§ **TASK**
Here are some records. Repeat them all exactly.

Segment Open

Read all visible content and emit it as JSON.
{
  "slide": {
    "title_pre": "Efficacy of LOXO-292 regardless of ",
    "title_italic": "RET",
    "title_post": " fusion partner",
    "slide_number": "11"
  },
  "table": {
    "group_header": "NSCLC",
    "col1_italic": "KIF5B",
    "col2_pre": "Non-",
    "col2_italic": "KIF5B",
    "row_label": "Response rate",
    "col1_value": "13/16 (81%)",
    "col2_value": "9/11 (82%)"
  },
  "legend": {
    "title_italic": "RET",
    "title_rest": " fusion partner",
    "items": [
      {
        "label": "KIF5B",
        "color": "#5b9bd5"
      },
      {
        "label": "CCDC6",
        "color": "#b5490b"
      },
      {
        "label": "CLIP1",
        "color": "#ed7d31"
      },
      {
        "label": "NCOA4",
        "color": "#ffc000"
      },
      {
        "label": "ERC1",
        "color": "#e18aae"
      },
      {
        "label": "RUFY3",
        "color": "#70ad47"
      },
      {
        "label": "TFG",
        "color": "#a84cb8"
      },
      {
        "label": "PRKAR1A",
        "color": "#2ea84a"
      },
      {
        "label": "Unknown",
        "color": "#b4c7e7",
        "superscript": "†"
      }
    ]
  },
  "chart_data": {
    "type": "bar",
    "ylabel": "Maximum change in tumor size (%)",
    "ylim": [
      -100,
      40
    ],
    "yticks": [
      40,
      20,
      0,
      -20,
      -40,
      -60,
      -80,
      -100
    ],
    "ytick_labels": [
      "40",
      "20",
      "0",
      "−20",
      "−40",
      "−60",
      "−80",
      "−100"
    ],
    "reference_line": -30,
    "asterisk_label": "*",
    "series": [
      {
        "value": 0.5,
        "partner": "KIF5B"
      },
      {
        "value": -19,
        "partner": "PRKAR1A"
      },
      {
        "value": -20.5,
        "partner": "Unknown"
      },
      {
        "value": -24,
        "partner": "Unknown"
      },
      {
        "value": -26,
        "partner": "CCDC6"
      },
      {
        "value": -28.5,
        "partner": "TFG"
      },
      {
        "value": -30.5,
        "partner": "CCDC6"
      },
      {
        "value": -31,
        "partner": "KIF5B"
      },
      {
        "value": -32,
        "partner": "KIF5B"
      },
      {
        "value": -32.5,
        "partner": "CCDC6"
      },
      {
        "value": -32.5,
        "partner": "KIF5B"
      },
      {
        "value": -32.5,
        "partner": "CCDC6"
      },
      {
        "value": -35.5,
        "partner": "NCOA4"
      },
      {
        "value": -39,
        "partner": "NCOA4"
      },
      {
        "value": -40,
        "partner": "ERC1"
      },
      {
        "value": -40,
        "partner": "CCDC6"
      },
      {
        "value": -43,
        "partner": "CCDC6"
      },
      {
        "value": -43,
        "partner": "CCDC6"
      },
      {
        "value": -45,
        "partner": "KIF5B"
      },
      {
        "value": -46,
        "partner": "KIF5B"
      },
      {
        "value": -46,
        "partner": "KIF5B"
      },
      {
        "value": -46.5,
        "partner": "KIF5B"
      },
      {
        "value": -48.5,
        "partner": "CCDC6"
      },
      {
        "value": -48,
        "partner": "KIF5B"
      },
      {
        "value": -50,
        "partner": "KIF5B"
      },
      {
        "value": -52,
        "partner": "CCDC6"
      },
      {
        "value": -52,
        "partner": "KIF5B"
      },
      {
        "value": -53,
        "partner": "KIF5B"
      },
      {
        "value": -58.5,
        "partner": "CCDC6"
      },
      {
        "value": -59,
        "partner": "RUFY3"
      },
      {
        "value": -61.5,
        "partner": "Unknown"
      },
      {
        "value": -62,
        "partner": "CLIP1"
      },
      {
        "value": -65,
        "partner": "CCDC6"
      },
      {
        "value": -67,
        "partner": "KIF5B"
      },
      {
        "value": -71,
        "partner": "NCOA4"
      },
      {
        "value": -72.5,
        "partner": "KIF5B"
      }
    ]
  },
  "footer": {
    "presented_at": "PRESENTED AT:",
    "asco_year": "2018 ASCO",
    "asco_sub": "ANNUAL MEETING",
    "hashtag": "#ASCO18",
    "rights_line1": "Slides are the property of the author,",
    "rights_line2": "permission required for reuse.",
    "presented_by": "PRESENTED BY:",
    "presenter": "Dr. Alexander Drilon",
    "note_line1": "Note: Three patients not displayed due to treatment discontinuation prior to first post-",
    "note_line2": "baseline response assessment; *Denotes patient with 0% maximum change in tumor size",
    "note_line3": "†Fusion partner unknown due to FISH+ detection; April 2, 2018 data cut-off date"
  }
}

Segment Closed

§ **ANSWER FOR THIS EXERCISE**
Read all visible content and emit it as JSON.
{
  "slide": {
    "title_pre": "Efficacy of LOXO-292 regardless of ",
    "title_italic": "RET",
    "title_post": " fusion partner",
    "slide_number": "11"
  },
  "table": {
    "group_header": "NSCLC",
    "col1_italic": "KIF5B",
    "col2_pre": "Non-",
    "col2_italic": "KIF5B",
    "row_label": "Response rate",
    "col1_value": "13/16 (81%)",
    "col2_value": "9/11 (82%)"
  },
  "legend": {
    "title_italic": "RET",
    "title_rest": " fusion partner",
    "items": [
      {
        "label": "KIF5B",
        "color": "#5b9bd5"
      },
      {
        "label": "CCDC6",
        "color": "#b5490b"
      },
      {
        "label": "CLIP1",
        "color": "#ed7d31"
      },
      {
        "label": "NCOA4",
        "color": "#ffc000"
      },
      {
        "label": "ERC1",
        "color": "#e18aae"
      },
      {
        "label": "RUFY3",
        "color": "#70ad47"
      },
      {
        "label": "TFG",
        "color": "#a84cb8"
      },
      {
        "label": "PRKAR1A",
        "color": "#2ea84a"
      },
      {
        "label": "Unknown",
        "color": "#b4c7e7",
        "superscript": "†"
      }
    ]
  },
  "chart_data": {
    "type": "bar",
    "ylabel": "Maximum change in tumor size (%)",
    "ylim": [
      -100,
      40
    ],
    "yticks": [
      40,
      20,
      0,
      -20,
      -40,
      -60,
      -80,
      -100
    ],
    "ytick_labels": [
      "40",
      "20",
      "0",
      "−20",
      "−40",
      "−60",
      "−80",
      "−100"
    ],
    "reference_line": -30,
    "asterisk_label": "*",
    "series": [
      {
        "value": 0.5,
        "partner": "KIF5B"
      },
      {
        "value": -19,
        "partner": "PRKAR1A"
      },
      {
        "value": -20.5,
        "partner": "Unknown"
      },
      {
        "value": -24,
        "partner": "Unknown"
      },
      {
        "value": -26,
        "partner": "CCDC6"
      },
      {
        "value": -28.5,
        "partner": "TFG"
      },
      {
        "value": -30.5,
        "partner": "CCDC6"
      },
      {
        "value": -31,
        "partner": "KIF5B"
      },
      {
        "value": -32,
        "partner": "KIF5B"
      },
      {
        "value": -32.5,
        "partner": "CCDC6"
      },
      {
        "value": -32.5,
        "partner": "KIF5B"
      },
      {
        "value": -32.5,
        "partner": "CCDC6"
      },
      {
        "value": -35.5,
        "partner": "NCOA4"
      },
      {
        "value": -39,
        "partner": "NCOA4"
      },
      {
        "value": -40,
        "partner": "ERC1"
      },
      {
        "value": -40,
        "partner": "CCDC6"
      },
      {
        "value": -43,
        "partner": "CCDC6"
      },
      {
        "value": -43,
        "partner": "CCDC6"
      },
      {
        "value": -45,
        "partner": "KIF5B"
      },
      {
        "value": -46,
        "partner": "KIF5B"
      },
      {
        "value": -46,
        "partner": "KIF5B"
      },
      {
        "value": -46.5,
        "partner": "KIF5B"
      },
      {
        "value": -48.5,
        "partner": "CCDC6"
      },
      {
        "value": -48,
        "partner": "KIF5B"
      },
      {
        "value": -50,
        "partner": "KIF5B"
      },
      {
        "value": -52,
        "partner": "CCDC6"
      },
      {
        "value": -52,
        "partner": "KIF5B"
      },
      {
        "value": -53,
        "partner": "KIF5B"
      },
      {
        "value": -58.5,
        "partner": "CCDC6"
      },
      {
        "value": -59,
        "partner": "RUFY3"
      },
      {
        "value": -61.5,
        "partner": "Unknown"
      },
      {
        "value": -62,
        "partner": "CLIP1"
      },
      {
        "value": -65,
        "partner": "CCDC6"
      },
      {
        "value": -67,
        "partner": "KIF5B"
      },
      {
        "value": -71,
        "partner": "NCOA4"
      },
      {
        "value": -72.5,
        "partner": "KIF5B"
      }
    ]
  },
  "footer": {
    "presented_at": "PRESENTED AT:",
    "asco_year": "2018 ASCO",
    "asco_sub": "ANNUAL MEETING",
    "hashtag": "#ASCO18",
    "rights_line1": "Slides are the property of the author,",
    "rights_line2": "permission required for reuse.",
    "presented_by": "PRESENTED BY:",
    "presenter": "Dr. Alexander Drilon",
    "note_line1": "Note: Three patients not displayed due to treatment discontinuation prior to first post-",
    "note_line2": "baseline response assessment; *Denotes patient with 0% maximum change in tumor size",
    "note_line3": "†Fusion partner unknown due to FISH+ detection; April 2, 2018 data cut-off date"
  }
}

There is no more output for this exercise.